Task statement
Reproduce the records below in full and without edits, omitting images.

Dataset entries:
-- start --

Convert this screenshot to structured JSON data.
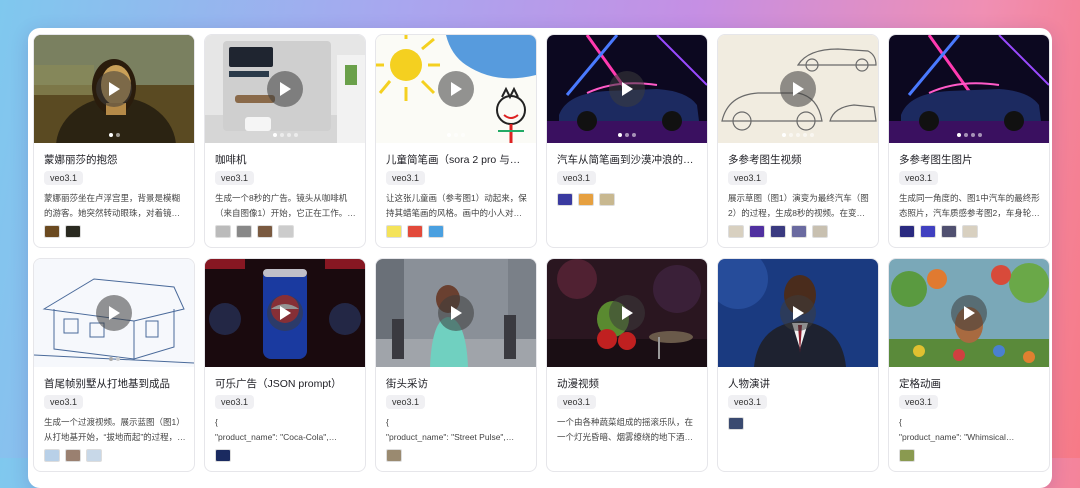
{
  "cards": [
    {
      "title": "蒙娜丽莎的抱怨",
      "tag": "veo3.1",
      "desc": "蒙娜丽莎坐在卢浮宫里，背景是模糊的游客。她突然转动眼珠，对着镜头小…",
      "refs": [
        "#6b4a20",
        "#2a2a20"
      ]
    },
    {
      "title": "咖啡机",
      "tag": "veo3.1",
      "desc": "生成一个8秒的广告。镜头从咖啡机（来自图像1）开始，它正在工作。然…",
      "refs": [
        "#bbbbbb",
        "#888888",
        "#7a5a40",
        "#cccccc"
      ]
    },
    {
      "title": "儿童简笔画（sora 2 pro 与…",
      "tag": "veo3.1",
      "desc": "让这张儿童画（参考图1）动起来，保持其蜡笔画的风格。画中的小人对着…",
      "refs": [
        "#f4e35a",
        "#e24a3b",
        "#4aa0e0"
      ]
    },
    {
      "title": "汽车从简笔画到沙漠冲浪的过程",
      "tag": "veo3.1",
      "desc": "",
      "refs": [
        "#3a3aa0",
        "#e6a040",
        "#c8b890"
      ]
    },
    {
      "title": "多参考图生视频",
      "tag": "veo3.1",
      "desc": "展示草图（图1）演变为最终汽车（图2）的过程，生成8秒的视频。在变…",
      "refs": [
        "#d8d0c0",
        "#5030a0",
        "#3a3a80",
        "#6a6aa0",
        "#c8c0b0"
      ]
    },
    {
      "title": "多参考图生图片",
      "tag": "veo3.1",
      "desc": "生成同一角度的、图1中汽车的最终形态照片，汽车质感参考图2，车身轮…",
      "refs": [
        "#2a2a80",
        "#4040c0",
        "#505070",
        "#d8d0c0"
      ]
    },
    {
      "title": "首尾帧别墅从打地基到成品",
      "tag": "veo3.1",
      "desc": "生成一个过渡视频。展示蓝图（图1）从打地基开始，“拔地而起”的过程，…",
      "refs": [
        "#b8d0e8",
        "#9a8070",
        "#c8d8e8"
      ]
    },
    {
      "title": "可乐广告（JSON prompt）",
      "tag": "veo3.1",
      "desc": "{\n\"product_name\": \"Coca-Cola\",…",
      "refs": [
        "#1a2a60"
      ]
    },
    {
      "title": "街头采访",
      "tag": "veo3.1",
      "desc": "{\n\"product_name\": \"Street Pulse\",…",
      "refs": [
        "#9a8a70"
      ]
    },
    {
      "title": "动漫视频",
      "tag": "veo3.1",
      "desc": "一个由各种蔬菜组成的摇滚乐队，在一个灯光昏暗、烟雾缭绕的地下酒吧里…",
      "refs": []
    },
    {
      "title": "人物演讲",
      "tag": "veo3.1",
      "desc": "",
      "refs": [
        "#3a4a70"
      ]
    },
    {
      "title": "定格动画",
      "tag": "veo3.1",
      "desc": "{\n\"product_name\": \"Whimsical…",
      "refs": [
        "#8a9a50"
      ]
    }
  ]
}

-- end --

Task result
Convert this screenshot to structured JSON data.
{
  "cards": [
    {
      "title": "蒙娜丽莎的抱怨",
      "tag": "veo3.1",
      "desc": "蒙娜丽莎坐在卢浮宫里，背景是模糊的游客。她突然转动眼珠，对着镜头小…",
      "refs": [
        "#6b4a20",
        "#2a2a20"
      ]
    },
    {
      "title": "咖啡机",
      "tag": "veo3.1",
      "desc": "生成一个8秒的广告。镜头从咖啡机（来自图像1）开始，它正在工作。然…",
      "refs": [
        "#bbbbbb",
        "#888888",
        "#7a5a40",
        "#cccccc"
      ]
    },
    {
      "title": "儿童简笔画（sora 2 pro 与…",
      "tag": "veo3.1",
      "desc": "让这张儿童画（参考图1）动起来，保持其蜡笔画的风格。画中的小人对着…",
      "refs": [
        "#f4e35a",
        "#e24a3b",
        "#4aa0e0"
      ]
    },
    {
      "title": "汽车从简笔画到沙漠冲浪的过程",
      "tag": "veo3.1",
      "desc": "",
      "refs": [
        "#3a3aa0",
        "#e6a040",
        "#c8b890"
      ]
    },
    {
      "title": "多参考图生视频",
      "tag": "veo3.1",
      "desc": "展示草图（图1）演变为最终汽车（图2）的过程，生成8秒的视频。在变…",
      "refs": [
        "#d8d0c0",
        "#5030a0",
        "#3a3a80",
        "#6a6aa0",
        "#c8c0b0"
      ]
    },
    {
      "title": "多参考图生图片",
      "tag": "veo3.1",
      "desc": "生成同一角度的、图1中汽车的最终形态照片，汽车质感参考图2，车身轮…",
      "refs": [
        "#2a2a80",
        "#4040c0",
        "#505070",
        "#d8d0c0"
      ]
    },
    {
      "title": "首尾帧别墅从打地基到成品",
      "tag": "veo3.1",
      "desc": "生成一个过渡视频。展示蓝图（图1）从打地基开始，“拔地而起”的过程，…",
      "refs": [
        "#b8d0e8",
        "#9a8070",
        "#c8d8e8"
      ]
    },
    {
      "title": "可乐广告（JSON prompt）",
      "tag": "veo3.1",
      "desc": "{\n\"product_name\": \"Coca-Cola\",…",
      "refs": [
        "#1a2a60"
      ]
    },
    {
      "title": "街头采访",
      "tag": "veo3.1",
      "desc": "{\n\"product_name\": \"Street Pulse\",…",
      "refs": [
        "#9a8a70"
      ]
    },
    {
      "title": "动漫视频",
      "tag": "veo3.1",
      "desc": "一个由各种蔬菜组成的摇滚乐队，在一个灯光昏暗、烟雾缭绕的地下酒吧里…",
      "refs": []
    },
    {
      "title": "人物演讲",
      "tag": "veo3.1",
      "desc": "",
      "refs": [
        "#3a4a70"
      ]
    },
    {
      "title": "定格动画",
      "tag": "veo3.1",
      "desc": "{\n\"product_name\": \"Whimsical…",
      "refs": [
        "#8a9a50"
      ]
    }
  ]
}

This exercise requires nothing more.